(SHORT EXERCISE) Reproduce the lines of the material exactly, excluding every image.

= = = = =

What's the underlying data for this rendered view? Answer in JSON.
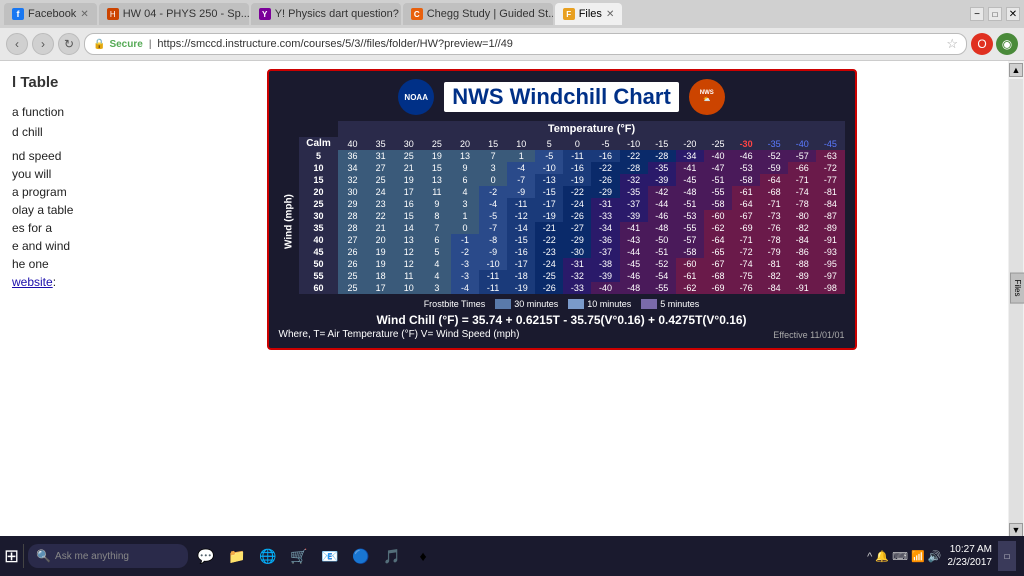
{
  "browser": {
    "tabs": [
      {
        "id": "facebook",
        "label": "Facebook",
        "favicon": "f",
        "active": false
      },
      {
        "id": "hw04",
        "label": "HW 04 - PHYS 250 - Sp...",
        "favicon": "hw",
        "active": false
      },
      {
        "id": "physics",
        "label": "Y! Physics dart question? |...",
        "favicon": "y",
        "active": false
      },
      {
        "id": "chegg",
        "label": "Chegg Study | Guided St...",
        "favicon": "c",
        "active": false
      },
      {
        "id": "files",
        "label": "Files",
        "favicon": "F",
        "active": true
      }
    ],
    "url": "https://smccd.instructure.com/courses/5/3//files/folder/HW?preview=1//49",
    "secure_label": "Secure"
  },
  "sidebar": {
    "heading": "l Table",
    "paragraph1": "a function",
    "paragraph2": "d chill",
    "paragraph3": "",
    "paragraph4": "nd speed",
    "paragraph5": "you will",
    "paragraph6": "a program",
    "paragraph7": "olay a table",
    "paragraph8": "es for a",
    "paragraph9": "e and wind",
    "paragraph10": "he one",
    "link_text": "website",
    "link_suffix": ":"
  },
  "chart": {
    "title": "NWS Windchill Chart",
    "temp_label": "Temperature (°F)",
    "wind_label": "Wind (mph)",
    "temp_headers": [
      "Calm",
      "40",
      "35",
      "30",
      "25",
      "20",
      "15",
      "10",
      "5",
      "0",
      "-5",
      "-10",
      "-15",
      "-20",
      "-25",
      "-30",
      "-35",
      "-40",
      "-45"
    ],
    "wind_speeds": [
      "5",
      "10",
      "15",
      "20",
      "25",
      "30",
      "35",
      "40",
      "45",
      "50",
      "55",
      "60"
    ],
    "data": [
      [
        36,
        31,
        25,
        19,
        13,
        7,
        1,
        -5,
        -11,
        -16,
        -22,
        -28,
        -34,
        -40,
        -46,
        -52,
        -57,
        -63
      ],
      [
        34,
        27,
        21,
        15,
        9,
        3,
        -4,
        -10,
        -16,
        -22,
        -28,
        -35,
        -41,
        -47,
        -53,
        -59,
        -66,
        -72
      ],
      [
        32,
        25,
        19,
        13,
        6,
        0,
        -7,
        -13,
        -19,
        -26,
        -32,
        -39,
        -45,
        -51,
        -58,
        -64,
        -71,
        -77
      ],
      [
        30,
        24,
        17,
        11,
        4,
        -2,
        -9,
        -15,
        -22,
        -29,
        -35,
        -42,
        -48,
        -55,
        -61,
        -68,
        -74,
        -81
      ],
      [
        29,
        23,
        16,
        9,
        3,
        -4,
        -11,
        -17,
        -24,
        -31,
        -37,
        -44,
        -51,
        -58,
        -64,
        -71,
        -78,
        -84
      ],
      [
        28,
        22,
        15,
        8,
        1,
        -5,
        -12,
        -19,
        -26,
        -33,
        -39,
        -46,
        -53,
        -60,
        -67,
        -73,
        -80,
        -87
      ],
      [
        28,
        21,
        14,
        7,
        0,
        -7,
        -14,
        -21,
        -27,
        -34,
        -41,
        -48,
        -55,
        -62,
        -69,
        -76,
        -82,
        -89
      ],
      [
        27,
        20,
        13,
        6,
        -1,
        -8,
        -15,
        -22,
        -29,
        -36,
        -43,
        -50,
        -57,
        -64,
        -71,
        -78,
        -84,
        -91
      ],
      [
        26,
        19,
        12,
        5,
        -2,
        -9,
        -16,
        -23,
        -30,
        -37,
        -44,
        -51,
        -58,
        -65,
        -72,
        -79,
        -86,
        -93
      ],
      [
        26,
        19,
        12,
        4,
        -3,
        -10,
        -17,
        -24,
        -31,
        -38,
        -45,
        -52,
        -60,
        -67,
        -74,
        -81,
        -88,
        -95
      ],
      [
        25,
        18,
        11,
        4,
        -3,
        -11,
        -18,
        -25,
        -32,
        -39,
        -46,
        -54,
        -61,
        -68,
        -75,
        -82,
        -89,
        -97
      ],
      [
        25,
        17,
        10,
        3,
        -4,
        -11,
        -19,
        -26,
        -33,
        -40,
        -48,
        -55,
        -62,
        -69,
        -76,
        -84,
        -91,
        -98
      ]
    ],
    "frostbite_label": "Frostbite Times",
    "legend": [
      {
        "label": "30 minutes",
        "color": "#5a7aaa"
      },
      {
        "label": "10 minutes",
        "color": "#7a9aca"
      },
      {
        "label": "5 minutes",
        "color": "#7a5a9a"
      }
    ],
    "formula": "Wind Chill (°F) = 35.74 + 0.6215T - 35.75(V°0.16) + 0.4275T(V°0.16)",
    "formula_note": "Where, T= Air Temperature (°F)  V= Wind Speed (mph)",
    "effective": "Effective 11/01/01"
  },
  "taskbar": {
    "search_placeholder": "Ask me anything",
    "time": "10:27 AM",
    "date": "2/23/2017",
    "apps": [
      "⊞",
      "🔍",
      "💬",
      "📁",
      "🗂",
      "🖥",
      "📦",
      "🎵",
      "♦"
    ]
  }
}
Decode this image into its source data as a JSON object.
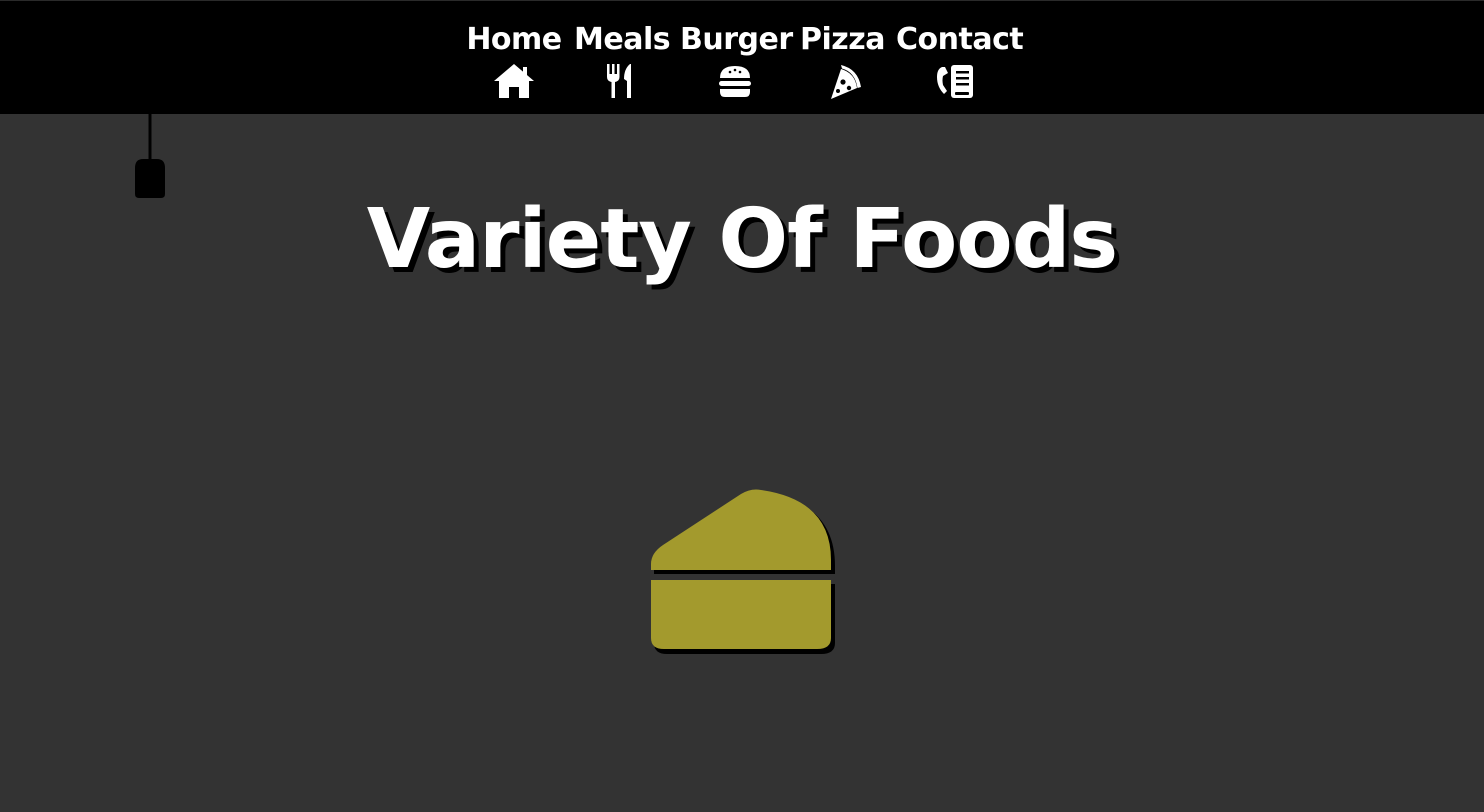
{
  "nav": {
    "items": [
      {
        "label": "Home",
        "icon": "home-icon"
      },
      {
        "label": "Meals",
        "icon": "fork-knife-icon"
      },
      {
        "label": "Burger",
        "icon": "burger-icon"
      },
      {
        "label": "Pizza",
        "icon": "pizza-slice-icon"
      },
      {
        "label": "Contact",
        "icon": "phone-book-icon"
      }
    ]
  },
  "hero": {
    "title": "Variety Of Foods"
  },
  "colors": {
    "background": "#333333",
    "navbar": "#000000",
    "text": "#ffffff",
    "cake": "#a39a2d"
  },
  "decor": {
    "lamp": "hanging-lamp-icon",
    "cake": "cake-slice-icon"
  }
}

= = = = =

(COMPLETED TASK)
What's the underlying data for this rendered view? Answer in JSON.
{
  "browser": {
    "tabs": [
      {
        "id": "facebook",
        "label": "Facebook",
        "favicon": "f",
        "active": false
      },
      {
        "id": "hw04",
        "label": "HW 04 - PHYS 250 - Sp...",
        "favicon": "hw",
        "active": false
      },
      {
        "id": "physics",
        "label": "Y! Physics dart question? |...",
        "favicon": "y",
        "active": false
      },
      {
        "id": "chegg",
        "label": "Chegg Study | Guided St...",
        "favicon": "c",
        "active": false
      },
      {
        "id": "files",
        "label": "Files",
        "favicon": "F",
        "active": true
      }
    ],
    "url": "https://smccd.instructure.com/courses/5/3//files/folder/HW?preview=1//49",
    "secure_label": "Secure"
  },
  "sidebar": {
    "heading": "l Table",
    "paragraph1": "a function",
    "paragraph2": "d chill",
    "paragraph3": "",
    "paragraph4": "nd speed",
    "paragraph5": "you will",
    "paragraph6": "a program",
    "paragraph7": "olay a table",
    "paragraph8": "es for a",
    "paragraph9": "e and wind",
    "paragraph10": "he one",
    "link_text": "website",
    "link_suffix": ":"
  },
  "chart": {
    "title": "NWS Windchill Chart",
    "temp_label": "Temperature (°F)",
    "wind_label": "Wind (mph)",
    "temp_headers": [
      "Calm",
      "40",
      "35",
      "30",
      "25",
      "20",
      "15",
      "10",
      "5",
      "0",
      "-5",
      "-10",
      "-15",
      "-20",
      "-25",
      "-30",
      "-35",
      "-40",
      "-45"
    ],
    "wind_speeds": [
      "5",
      "10",
      "15",
      "20",
      "25",
      "30",
      "35",
      "40",
      "45",
      "50",
      "55",
      "60"
    ],
    "data": [
      [
        36,
        31,
        25,
        19,
        13,
        7,
        1,
        -5,
        -11,
        -16,
        -22,
        -28,
        -34,
        -40,
        -46,
        -52,
        -57,
        -63
      ],
      [
        34,
        27,
        21,
        15,
        9,
        3,
        -4,
        -10,
        -16,
        -22,
        -28,
        -35,
        -41,
        -47,
        -53,
        -59,
        -66,
        -72
      ],
      [
        32,
        25,
        19,
        13,
        6,
        0,
        -7,
        -13,
        -19,
        -26,
        -32,
        -39,
        -45,
        -51,
        -58,
        -64,
        -71,
        -77
      ],
      [
        30,
        24,
        17,
        11,
        4,
        -2,
        -9,
        -15,
        -22,
        -29,
        -35,
        -42,
        -48,
        -55,
        -61,
        -68,
        -74,
        -81
      ],
      [
        29,
        23,
        16,
        9,
        3,
        -4,
        -11,
        -17,
        -24,
        -31,
        -37,
        -44,
        -51,
        -58,
        -64,
        -71,
        -78,
        -84
      ],
      [
        28,
        22,
        15,
        8,
        1,
        -5,
        -12,
        -19,
        -26,
        -33,
        -39,
        -46,
        -53,
        -60,
        -67,
        -73,
        -80,
        -87
      ],
      [
        28,
        21,
        14,
        7,
        0,
        -7,
        -14,
        -21,
        -27,
        -34,
        -41,
        -48,
        -55,
        -62,
        -69,
        -76,
        -82,
        -89
      ],
      [
        27,
        20,
        13,
        6,
        -1,
        -8,
        -15,
        -22,
        -29,
        -36,
        -43,
        -50,
        -57,
        -64,
        -71,
        -78,
        -84,
        -91
      ],
      [
        26,
        19,
        12,
        5,
        -2,
        -9,
        -16,
        -23,
        -30,
        -37,
        -44,
        -51,
        -58,
        -65,
        -72,
        -79,
        -86,
        -93
      ],
      [
        26,
        19,
        12,
        4,
        -3,
        -10,
        -17,
        -24,
        -31,
        -38,
        -45,
        -52,
        -60,
        -67,
        -74,
        -81,
        -88,
        -95
      ],
      [
        25,
        18,
        11,
        4,
        -3,
        -11,
        -18,
        -25,
        -32,
        -39,
        -46,
        -54,
        -61,
        -68,
        -75,
        -82,
        -89,
        -97
      ],
      [
        25,
        17,
        10,
        3,
        -4,
        -11,
        -19,
        -26,
        -33,
        -40,
        -48,
        -55,
        -62,
        -69,
        -76,
        -84,
        -91,
        -98
      ]
    ],
    "frostbite_label": "Frostbite Times",
    "legend": [
      {
        "label": "30 minutes",
        "color": "#5a7aaa"
      },
      {
        "label": "10 minutes",
        "color": "#7a9aca"
      },
      {
        "label": "5 minutes",
        "color": "#7a5a9a"
      }
    ],
    "formula": "Wind Chill (°F) = 35.74 + 0.6215T - 35.75(V°0.16) + 0.4275T(V°0.16)",
    "formula_note": "Where, T= Air Temperature (°F)  V= Wind Speed (mph)",
    "effective": "Effective 11/01/01"
  },
  "taskbar": {
    "search_placeholder": "Ask me anything",
    "time": "10:27 AM",
    "date": "2/23/2017",
    "apps": [
      "⊞",
      "🔍",
      "💬",
      "📁",
      "🗂",
      "🖥",
      "📦",
      "🎵",
      "♦"
    ]
  }
}
Decode this image into its source data as a JSON object.
{
  "nav": {
    "items": [
      {
        "label": "Home",
        "icon": "home-icon"
      },
      {
        "label": "Meals",
        "icon": "fork-knife-icon"
      },
      {
        "label": "Burger",
        "icon": "burger-icon"
      },
      {
        "label": "Pizza",
        "icon": "pizza-slice-icon"
      },
      {
        "label": "Contact",
        "icon": "phone-book-icon"
      }
    ]
  },
  "hero": {
    "title": "Variety Of Foods"
  },
  "colors": {
    "background": "#333333",
    "navbar": "#000000",
    "text": "#ffffff",
    "cake": "#a39a2d"
  },
  "decor": {
    "lamp": "hanging-lamp-icon",
    "cake": "cake-slice-icon"
  }
}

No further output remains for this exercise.